WORK REQUIRED: Identify all lines of the data containing the string "scénarios" and copy them.

[start of RECORDS SUPPLIED]

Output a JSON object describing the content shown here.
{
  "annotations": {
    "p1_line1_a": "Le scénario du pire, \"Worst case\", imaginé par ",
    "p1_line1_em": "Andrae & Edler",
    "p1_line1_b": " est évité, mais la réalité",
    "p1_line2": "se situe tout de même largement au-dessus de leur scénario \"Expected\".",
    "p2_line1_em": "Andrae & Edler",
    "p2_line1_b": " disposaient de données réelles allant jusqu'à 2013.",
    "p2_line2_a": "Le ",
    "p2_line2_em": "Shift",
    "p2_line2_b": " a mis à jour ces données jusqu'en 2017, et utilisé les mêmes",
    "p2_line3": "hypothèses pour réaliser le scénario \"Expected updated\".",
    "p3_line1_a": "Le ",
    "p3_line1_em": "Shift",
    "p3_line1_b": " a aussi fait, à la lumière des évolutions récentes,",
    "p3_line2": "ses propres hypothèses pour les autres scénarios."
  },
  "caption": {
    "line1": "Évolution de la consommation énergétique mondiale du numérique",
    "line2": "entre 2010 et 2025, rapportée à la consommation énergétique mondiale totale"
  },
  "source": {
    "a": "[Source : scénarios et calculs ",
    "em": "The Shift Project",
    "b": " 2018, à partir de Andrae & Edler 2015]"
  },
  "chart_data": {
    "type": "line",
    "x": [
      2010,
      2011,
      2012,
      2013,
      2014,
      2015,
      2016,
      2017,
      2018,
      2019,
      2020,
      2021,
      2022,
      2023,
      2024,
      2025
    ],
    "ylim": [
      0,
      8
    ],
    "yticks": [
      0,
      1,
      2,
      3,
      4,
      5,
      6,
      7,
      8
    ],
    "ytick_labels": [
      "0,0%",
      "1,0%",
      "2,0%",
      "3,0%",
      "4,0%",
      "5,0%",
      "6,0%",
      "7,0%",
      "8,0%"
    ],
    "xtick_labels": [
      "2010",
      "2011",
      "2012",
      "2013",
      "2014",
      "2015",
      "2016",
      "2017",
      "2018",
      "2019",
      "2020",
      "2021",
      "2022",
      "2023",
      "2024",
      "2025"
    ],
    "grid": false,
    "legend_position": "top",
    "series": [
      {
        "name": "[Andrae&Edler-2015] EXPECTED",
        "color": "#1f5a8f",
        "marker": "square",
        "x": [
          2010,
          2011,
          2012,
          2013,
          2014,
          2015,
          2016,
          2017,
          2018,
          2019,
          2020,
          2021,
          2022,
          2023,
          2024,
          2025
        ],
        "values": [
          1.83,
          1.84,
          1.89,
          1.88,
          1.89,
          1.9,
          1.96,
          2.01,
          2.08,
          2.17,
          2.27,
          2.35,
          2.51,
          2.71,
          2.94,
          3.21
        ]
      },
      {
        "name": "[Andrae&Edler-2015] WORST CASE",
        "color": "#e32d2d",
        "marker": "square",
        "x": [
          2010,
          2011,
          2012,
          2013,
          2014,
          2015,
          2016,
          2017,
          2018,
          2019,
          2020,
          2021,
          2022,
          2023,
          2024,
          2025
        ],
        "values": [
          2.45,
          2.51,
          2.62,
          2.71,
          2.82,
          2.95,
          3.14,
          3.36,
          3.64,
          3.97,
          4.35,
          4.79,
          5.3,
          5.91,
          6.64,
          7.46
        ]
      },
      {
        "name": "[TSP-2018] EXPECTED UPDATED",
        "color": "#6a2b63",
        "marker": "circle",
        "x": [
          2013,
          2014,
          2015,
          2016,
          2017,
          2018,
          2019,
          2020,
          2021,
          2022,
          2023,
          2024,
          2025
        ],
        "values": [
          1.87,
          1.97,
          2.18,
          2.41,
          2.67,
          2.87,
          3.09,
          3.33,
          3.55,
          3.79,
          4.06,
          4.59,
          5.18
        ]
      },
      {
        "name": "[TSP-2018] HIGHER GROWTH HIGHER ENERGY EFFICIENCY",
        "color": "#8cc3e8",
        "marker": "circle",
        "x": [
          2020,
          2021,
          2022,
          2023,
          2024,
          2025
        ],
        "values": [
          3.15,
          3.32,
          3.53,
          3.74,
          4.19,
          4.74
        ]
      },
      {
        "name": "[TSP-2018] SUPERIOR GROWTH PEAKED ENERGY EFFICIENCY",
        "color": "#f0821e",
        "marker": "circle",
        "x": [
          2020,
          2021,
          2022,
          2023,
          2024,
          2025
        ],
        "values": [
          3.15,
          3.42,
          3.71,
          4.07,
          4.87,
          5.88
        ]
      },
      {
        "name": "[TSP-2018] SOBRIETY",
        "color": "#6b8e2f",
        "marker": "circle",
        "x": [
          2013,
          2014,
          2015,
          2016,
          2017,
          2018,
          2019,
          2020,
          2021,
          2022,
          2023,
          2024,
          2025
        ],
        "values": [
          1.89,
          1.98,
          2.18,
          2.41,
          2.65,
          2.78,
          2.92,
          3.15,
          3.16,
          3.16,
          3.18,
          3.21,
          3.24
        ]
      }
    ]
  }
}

[end of RECORDS SUPPLIED]

FINISHED ANSWER:
    "p3_line2": "ses propres hypothèses pour les autres scénarios."
    "a": "[Source : scénarios et calculs ",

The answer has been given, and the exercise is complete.